* [WHAT YOU SHOULD DO] Print all the entries verbatim.
-- begin PROVIDED INFORMATION --
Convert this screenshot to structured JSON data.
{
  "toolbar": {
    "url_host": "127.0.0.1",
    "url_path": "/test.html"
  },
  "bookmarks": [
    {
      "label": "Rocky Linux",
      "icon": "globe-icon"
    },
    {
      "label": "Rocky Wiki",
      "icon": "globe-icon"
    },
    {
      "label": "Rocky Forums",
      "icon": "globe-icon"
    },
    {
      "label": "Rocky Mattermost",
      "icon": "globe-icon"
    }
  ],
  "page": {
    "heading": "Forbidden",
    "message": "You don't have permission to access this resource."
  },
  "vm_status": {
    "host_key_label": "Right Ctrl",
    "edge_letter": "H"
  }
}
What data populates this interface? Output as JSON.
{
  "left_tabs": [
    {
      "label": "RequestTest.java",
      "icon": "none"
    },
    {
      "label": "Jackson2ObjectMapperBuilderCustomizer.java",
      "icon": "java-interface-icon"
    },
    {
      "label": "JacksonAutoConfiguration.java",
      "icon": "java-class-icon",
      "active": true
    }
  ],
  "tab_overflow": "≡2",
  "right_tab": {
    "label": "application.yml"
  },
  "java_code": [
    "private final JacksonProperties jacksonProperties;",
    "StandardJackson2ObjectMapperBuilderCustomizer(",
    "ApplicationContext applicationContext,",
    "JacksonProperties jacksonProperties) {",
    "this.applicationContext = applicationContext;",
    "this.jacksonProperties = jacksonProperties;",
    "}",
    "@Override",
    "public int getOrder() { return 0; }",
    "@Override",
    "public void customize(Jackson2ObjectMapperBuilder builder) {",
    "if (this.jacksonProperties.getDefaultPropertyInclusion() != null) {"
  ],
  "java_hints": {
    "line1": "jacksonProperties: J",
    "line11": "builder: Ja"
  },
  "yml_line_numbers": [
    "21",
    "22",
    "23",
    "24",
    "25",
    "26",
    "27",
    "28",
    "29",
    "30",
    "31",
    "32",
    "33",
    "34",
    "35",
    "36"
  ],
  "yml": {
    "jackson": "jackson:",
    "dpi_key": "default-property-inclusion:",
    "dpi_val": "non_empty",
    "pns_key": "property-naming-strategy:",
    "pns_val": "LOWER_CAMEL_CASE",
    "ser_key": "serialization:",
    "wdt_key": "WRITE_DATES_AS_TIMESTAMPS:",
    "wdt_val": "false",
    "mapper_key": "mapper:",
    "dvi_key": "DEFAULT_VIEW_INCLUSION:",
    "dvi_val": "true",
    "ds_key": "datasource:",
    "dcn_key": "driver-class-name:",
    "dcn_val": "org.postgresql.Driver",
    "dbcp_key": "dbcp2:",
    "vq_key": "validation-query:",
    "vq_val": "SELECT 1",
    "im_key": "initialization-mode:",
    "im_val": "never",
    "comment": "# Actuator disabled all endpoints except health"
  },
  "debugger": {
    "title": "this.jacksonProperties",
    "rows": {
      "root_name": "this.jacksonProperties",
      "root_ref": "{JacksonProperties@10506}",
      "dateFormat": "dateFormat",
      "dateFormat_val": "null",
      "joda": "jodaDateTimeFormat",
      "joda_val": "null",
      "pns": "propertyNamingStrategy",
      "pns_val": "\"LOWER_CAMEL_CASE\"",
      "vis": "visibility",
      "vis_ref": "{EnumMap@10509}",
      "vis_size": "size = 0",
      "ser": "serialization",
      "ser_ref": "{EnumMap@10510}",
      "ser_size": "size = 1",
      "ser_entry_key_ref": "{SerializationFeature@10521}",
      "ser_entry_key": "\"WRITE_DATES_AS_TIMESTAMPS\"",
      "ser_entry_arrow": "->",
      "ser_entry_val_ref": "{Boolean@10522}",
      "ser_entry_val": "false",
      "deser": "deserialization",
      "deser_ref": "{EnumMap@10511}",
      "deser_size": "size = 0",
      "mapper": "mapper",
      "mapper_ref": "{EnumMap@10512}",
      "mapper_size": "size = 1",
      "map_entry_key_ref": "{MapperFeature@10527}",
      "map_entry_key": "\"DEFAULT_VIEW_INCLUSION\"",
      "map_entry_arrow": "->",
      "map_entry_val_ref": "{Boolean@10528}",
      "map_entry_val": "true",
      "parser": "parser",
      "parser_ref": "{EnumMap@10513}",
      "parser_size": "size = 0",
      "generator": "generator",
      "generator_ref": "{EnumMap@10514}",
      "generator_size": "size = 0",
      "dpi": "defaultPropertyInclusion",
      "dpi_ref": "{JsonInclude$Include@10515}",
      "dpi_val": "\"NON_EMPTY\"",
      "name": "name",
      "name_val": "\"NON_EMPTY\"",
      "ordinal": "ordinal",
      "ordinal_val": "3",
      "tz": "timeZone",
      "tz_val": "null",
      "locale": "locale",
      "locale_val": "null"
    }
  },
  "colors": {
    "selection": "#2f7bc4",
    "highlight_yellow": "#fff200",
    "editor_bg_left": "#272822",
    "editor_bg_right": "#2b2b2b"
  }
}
-- end PROVIDED INFORMATION --
* [TASK ANSWER]
Convert this screenshot to structured JSON data.
{
  "toolbar": {
    "url_host": "127.0.0.1",
    "url_path": "/test.html"
  },
  "bookmarks": [
    {
      "label": "Rocky Linux",
      "icon": "globe-icon"
    },
    {
      "label": "Rocky Wiki",
      "icon": "globe-icon"
    },
    {
      "label": "Rocky Forums",
      "icon": "globe-icon"
    },
    {
      "label": "Rocky Mattermost",
      "icon": "globe-icon"
    }
  ],
  "page": {
    "heading": "Forbidden",
    "message": "You don't have permission to access this resource."
  },
  "vm_status": {
    "host_key_label": "Right Ctrl",
    "edge_letter": "H"
  }
}
What data populates this interface? Output as JSON.
{
  "left_tabs": [
    {
      "label": "RequestTest.java",
      "icon": "none"
    },
    {
      "label": "Jackson2ObjectMapperBuilderCustomizer.java",
      "icon": "java-interface-icon"
    },
    {
      "label": "JacksonAutoConfiguration.java",
      "icon": "java-class-icon",
      "active": true
    }
  ],
  "tab_overflow": "≡2",
  "right_tab": {
    "label": "application.yml"
  },
  "java_code": [
    "private final JacksonProperties jacksonProperties;",
    "StandardJackson2ObjectMapperBuilderCustomizer(",
    "ApplicationContext applicationContext,",
    "JacksonProperties jacksonProperties) {",
    "this.applicationContext = applicationContext;",
    "this.jacksonProperties = jacksonProperties;",
    "}",
    "@Override",
    "public int getOrder() { return 0; }",
    "@Override",
    "public void customize(Jackson2ObjectMapperBuilder builder) {",
    "if (this.jacksonProperties.getDefaultPropertyInclusion() != null) {"
  ],
  "java_hints": {
    "line1": "jacksonProperties: J",
    "line11": "builder: Ja"
  },
  "yml_line_numbers": [
    "21",
    "22",
    "23",
    "24",
    "25",
    "26",
    "27",
    "28",
    "29",
    "30",
    "31",
    "32",
    "33",
    "34",
    "35",
    "36"
  ],
  "yml": {
    "jackson": "jackson:",
    "dpi_key": "default-property-inclusion:",
    "dpi_val": "non_empty",
    "pns_key": "property-naming-strategy:",
    "pns_val": "LOWER_CAMEL_CASE",
    "ser_key": "serialization:",
    "wdt_key": "WRITE_DATES_AS_TIMESTAMPS:",
    "wdt_val": "false",
    "mapper_key": "mapper:",
    "dvi_key": "DEFAULT_VIEW_INCLUSION:",
    "dvi_val": "true",
    "ds_key": "datasource:",
    "dcn_key": "driver-class-name:",
    "dcn_val": "org.postgresql.Driver",
    "dbcp_key": "dbcp2:",
    "vq_key": "validation-query:",
    "vq_val": "SELECT 1",
    "im_key": "initialization-mode:",
    "im_val": "never",
    "comment": "# Actuator disabled all endpoints except health"
  },
  "debugger": {
    "title": "this.jacksonProperties",
    "rows": {
      "root_name": "this.jacksonProperties",
      "root_ref": "{JacksonProperties@10506}",
      "dateFormat": "dateFormat",
      "dateFormat_val": "null",
      "joda": "jodaDateTimeFormat",
      "joda_val": "null",
      "pns": "propertyNamingStrategy",
      "pns_val": "\"LOWER_CAMEL_CASE\"",
      "vis": "visibility",
      "vis_ref": "{EnumMap@10509}",
      "vis_size": "size = 0",
      "ser": "serialization",
      "ser_ref": "{EnumMap@10510}",
      "ser_size": "size = 1",
      "ser_entry_key_ref": "{SerializationFeature@10521}",
      "ser_entry_key": "\"WRITE_DATES_AS_TIMESTAMPS\"",
      "ser_entry_arrow": "->",
      "ser_entry_val_ref": "{Boolean@10522}",
      "ser_entry_val": "false",
      "deser": "deserialization",
      "deser_ref": "{EnumMap@10511}",
      "deser_size": "size = 0",
      "mapper": "mapper",
      "mapper_ref": "{EnumMap@10512}",
      "mapper_size": "size = 1",
      "map_entry_key_ref": "{MapperFeature@10527}",
      "map_entry_key": "\"DEFAULT_VIEW_INCLUSION\"",
      "map_entry_arrow": "->",
      "map_entry_val_ref": "{Boolean@10528}",
      "map_entry_val": "true",
      "parser": "parser",
      "parser_ref": "{EnumMap@10513}",
      "parser_size": "size = 0",
      "generator": "generator",
      "generator_ref": "{EnumMap@10514}",
      "generator_size": "size = 0",
      "dpi": "defaultPropertyInclusion",
      "dpi_ref": "{JsonInclude$Include@10515}",
      "dpi_val": "\"NON_EMPTY\"",
      "name": "name",
      "name_val": "\"NON_EMPTY\"",
      "ordinal": "ordinal",
      "ordinal_val": "3",
      "tz": "timeZone",
      "tz_val": "null",
      "locale": "locale",
      "locale_val": "null"
    }
  },
  "colors": {
    "selection": "#2f7bc4",
    "highlight_yellow": "#fff200",
    "editor_bg_left": "#272822",
    "editor_bg_right": "#2b2b2b"
  }
}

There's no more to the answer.